___ MATERIAL
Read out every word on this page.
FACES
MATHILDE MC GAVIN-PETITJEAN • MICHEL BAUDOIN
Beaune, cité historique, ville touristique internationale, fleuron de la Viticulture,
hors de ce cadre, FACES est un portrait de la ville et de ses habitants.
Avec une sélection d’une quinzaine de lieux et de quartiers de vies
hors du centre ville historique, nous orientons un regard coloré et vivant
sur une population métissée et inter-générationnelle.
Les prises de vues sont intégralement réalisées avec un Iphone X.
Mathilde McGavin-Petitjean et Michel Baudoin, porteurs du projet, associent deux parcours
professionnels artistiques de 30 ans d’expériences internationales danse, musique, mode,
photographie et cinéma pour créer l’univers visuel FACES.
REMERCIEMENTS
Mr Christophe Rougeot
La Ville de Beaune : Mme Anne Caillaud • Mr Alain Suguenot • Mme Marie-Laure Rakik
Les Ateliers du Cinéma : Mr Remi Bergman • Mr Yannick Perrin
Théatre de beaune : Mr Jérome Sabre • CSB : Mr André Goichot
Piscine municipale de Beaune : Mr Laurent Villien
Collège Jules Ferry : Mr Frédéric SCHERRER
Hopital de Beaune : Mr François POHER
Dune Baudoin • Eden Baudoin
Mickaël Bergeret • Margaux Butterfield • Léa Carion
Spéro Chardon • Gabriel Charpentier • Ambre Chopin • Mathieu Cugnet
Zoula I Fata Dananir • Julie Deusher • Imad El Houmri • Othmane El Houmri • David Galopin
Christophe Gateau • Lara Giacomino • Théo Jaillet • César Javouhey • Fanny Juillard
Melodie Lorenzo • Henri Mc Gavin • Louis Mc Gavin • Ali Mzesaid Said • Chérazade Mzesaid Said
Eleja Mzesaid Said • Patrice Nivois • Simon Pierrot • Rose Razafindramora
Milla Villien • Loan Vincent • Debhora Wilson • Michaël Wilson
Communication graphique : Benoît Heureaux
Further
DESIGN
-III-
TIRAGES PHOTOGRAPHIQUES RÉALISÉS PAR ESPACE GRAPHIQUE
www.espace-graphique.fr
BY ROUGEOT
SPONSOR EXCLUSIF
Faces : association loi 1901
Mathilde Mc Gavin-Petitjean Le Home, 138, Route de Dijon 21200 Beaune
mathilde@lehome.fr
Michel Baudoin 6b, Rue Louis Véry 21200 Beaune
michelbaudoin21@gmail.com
______
■ **WORK TO COMPLETE**
The word "Mzesaid" may turn up on some lines of these records; say how many, with no other words.

■ **OUTPUT OF THE TASK**
2